*What to do*. From top to bottom, restate the entries below word for word.

Figure dataset records
↓↓↓
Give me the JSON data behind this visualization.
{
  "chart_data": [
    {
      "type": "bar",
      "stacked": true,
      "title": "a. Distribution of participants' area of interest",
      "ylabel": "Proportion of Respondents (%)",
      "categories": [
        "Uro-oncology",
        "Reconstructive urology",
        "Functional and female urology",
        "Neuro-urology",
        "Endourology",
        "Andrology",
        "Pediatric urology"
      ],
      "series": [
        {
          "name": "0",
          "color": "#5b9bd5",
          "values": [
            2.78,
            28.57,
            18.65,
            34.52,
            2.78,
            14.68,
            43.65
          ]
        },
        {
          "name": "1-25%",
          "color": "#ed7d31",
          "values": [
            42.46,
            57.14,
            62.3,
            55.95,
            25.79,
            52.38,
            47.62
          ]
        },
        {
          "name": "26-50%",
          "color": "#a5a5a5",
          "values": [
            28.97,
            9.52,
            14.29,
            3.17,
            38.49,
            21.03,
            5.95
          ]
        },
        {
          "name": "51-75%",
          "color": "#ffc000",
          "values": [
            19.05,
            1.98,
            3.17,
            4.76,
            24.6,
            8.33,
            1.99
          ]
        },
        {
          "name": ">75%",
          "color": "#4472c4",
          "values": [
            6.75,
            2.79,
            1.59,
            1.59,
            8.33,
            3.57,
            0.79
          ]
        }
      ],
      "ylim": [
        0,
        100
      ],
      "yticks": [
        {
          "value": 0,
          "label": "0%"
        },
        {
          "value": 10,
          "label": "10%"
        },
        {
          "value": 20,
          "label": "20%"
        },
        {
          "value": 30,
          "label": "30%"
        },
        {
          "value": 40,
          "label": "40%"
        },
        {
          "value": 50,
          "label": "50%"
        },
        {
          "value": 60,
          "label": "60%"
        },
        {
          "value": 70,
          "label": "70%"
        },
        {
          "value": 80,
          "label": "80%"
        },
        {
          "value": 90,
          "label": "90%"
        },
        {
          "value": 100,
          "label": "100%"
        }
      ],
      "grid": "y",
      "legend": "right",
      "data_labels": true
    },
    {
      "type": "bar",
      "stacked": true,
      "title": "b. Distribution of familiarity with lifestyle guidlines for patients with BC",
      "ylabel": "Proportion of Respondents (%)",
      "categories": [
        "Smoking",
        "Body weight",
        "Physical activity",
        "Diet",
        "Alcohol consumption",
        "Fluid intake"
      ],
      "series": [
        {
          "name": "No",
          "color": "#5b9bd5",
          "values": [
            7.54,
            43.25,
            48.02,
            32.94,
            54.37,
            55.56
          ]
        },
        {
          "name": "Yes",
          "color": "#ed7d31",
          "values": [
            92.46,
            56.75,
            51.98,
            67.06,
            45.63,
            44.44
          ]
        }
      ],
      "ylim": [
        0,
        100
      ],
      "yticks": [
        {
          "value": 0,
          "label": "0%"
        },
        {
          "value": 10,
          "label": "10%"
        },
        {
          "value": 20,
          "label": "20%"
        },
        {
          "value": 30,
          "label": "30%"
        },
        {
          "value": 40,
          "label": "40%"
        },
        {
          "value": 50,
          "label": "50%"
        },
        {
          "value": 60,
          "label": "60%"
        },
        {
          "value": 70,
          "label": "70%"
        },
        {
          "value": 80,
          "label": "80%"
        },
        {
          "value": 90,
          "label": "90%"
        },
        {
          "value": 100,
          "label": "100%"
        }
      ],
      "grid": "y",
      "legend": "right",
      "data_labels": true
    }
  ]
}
↑↑↑
*Output of the exercise*.
Give me the JSON data behind this visualization.
{
  "chart_data": [
    {
      "type": "bar",
      "stacked": true,
      "title": "a. Distribution of participants' area of interest",
      "ylabel": "Proportion of Respondents (%)",
      "categories": [
        "Uro-oncology",
        "Reconstructive urology",
        "Functional and female urology",
        "Neuro-urology",
        "Endourology",
        "Andrology",
        "Pediatric urology"
      ],
      "series": [
        {
          "name": "0",
          "color": "#5b9bd5",
          "values": [
            2.78,
            28.57,
            18.65,
            34.52,
            2.78,
            14.68,
            43.65
          ]
        },
        {
          "name": "1-25%",
          "color": "#ed7d31",
          "values": [
            42.46,
            57.14,
            62.3,
            55.95,
            25.79,
            52.38,
            47.62
          ]
        },
        {
          "name": "26-50%",
          "color": "#a5a5a5",
          "values": [
            28.97,
            9.52,
            14.29,
            3.17,
            38.49,
            21.03,
            5.95
          ]
        },
        {
          "name": "51-75%",
          "color": "#ffc000",
          "values": [
            19.05,
            1.98,
            3.17,
            4.76,
            24.6,
            8.33,
            1.99
          ]
        },
        {
          "name": ">75%",
          "color": "#4472c4",
          "values": [
            6.75,
            2.79,
            1.59,
            1.59,
            8.33,
            3.57,
            0.79
          ]
        }
      ],
      "ylim": [
        0,
        100
      ],
      "yticks": [
        {
          "value": 0,
          "label": "0%"
        },
        {
          "value": 10,
          "label": "10%"
        },
        {
          "value": 20,
          "label": "20%"
        },
        {
          "value": 30,
          "label": "30%"
        },
        {
          "value": 40,
          "label": "40%"
        },
        {
          "value": 50,
          "label": "50%"
        },
        {
          "value": 60,
          "label": "60%"
        },
        {
          "value": 70,
          "label": "70%"
        },
        {
          "value": 80,
          "label": "80%"
        },
        {
          "value": 90,
          "label": "90%"
        },
        {
          "value": 100,
          "label": "100%"
        }
      ],
      "grid": "y",
      "legend": "right",
      "data_labels": true
    },
    {
      "type": "bar",
      "stacked": true,
      "title": "b. Distribution of familiarity with lifestyle guidlines for patients with BC",
      "ylabel": "Proportion of Respondents (%)",
      "categories": [
        "Smoking",
        "Body weight",
        "Physical activity",
        "Diet",
        "Alcohol consumption",
        "Fluid intake"
      ],
      "series": [
        {
          "name": "No",
          "color": "#5b9bd5",
          "values": [
            7.54,
            43.25,
            48.02,
            32.94,
            54.37,
            55.56
          ]
        },
        {
          "name": "Yes",
          "color": "#ed7d31",
          "values": [
            92.46,
            56.75,
            51.98,
            67.06,
            45.63,
            44.44
          ]
        }
      ],
      "ylim": [
        0,
        100
      ],
      "yticks": [
        {
          "value": 0,
          "label": "0%"
        },
        {
          "value": 10,
          "label": "10%"
        },
        {
          "value": 20,
          "label": "20%"
        },
        {
          "value": 30,
          "label": "30%"
        },
        {
          "value": 40,
          "label": "40%"
        },
        {
          "value": 50,
          "label": "50%"
        },
        {
          "value": 60,
          "label": "60%"
        },
        {
          "value": 70,
          "label": "70%"
        },
        {
          "value": 80,
          "label": "80%"
        },
        {
          "value": 90,
          "label": "90%"
        },
        {
          "value": 100,
          "label": "100%"
        }
      ],
      "grid": "y",
      "legend": "right",
      "data_labels": true
    }
  ]
}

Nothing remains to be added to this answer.